(Data entries)

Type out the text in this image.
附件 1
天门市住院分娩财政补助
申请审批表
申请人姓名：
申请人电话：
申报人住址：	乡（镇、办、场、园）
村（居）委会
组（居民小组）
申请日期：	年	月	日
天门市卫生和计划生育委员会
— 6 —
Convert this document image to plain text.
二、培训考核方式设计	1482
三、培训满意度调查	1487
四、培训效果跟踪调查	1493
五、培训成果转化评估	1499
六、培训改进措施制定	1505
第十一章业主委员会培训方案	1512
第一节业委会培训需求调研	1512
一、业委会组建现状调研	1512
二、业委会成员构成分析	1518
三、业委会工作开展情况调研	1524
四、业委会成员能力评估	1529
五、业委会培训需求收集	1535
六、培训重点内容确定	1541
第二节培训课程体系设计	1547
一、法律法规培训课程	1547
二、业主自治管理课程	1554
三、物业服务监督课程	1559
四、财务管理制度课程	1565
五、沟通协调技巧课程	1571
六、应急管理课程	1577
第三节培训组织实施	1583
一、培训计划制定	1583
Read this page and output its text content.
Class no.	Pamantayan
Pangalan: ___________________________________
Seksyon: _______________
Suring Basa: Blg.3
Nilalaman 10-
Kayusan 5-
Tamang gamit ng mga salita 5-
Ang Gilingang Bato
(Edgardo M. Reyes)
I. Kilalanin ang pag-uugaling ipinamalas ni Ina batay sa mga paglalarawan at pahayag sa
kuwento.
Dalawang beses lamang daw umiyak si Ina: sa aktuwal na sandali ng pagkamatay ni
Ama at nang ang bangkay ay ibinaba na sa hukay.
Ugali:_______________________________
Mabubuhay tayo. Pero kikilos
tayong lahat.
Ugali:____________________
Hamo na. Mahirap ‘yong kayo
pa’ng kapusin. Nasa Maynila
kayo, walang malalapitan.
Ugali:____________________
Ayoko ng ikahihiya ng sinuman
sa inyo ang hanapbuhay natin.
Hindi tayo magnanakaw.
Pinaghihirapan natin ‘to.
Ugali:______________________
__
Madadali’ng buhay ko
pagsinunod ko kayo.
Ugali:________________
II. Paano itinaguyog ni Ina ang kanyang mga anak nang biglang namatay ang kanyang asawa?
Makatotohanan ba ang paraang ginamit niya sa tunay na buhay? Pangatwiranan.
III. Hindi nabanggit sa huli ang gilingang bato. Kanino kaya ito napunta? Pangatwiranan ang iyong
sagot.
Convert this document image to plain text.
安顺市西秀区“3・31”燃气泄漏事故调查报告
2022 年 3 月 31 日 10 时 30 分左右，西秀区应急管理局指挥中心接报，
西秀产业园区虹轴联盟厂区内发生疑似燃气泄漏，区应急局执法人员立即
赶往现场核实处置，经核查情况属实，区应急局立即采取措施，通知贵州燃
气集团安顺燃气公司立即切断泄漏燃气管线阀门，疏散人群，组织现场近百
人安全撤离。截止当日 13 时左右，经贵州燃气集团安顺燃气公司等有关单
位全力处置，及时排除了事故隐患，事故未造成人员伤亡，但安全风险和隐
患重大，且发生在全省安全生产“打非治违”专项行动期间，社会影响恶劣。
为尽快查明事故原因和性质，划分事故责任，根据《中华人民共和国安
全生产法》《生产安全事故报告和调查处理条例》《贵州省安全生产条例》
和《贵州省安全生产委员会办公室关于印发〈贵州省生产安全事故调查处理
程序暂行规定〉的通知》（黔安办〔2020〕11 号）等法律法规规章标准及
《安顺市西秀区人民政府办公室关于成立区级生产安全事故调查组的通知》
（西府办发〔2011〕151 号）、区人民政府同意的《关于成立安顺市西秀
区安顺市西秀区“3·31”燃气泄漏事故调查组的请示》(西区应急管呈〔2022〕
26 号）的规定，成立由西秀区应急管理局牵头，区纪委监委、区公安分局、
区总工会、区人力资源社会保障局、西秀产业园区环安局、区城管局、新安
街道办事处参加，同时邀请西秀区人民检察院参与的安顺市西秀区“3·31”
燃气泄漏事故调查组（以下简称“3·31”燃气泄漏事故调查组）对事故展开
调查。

#### [What the exercise asks]
Copy out every line in the entries above that holds "text".

#### [Answer for this exercise]
Type out the text in this image.
Convert this document image to plain text.
Read this page and output its text content.
Convert this document image to plain text.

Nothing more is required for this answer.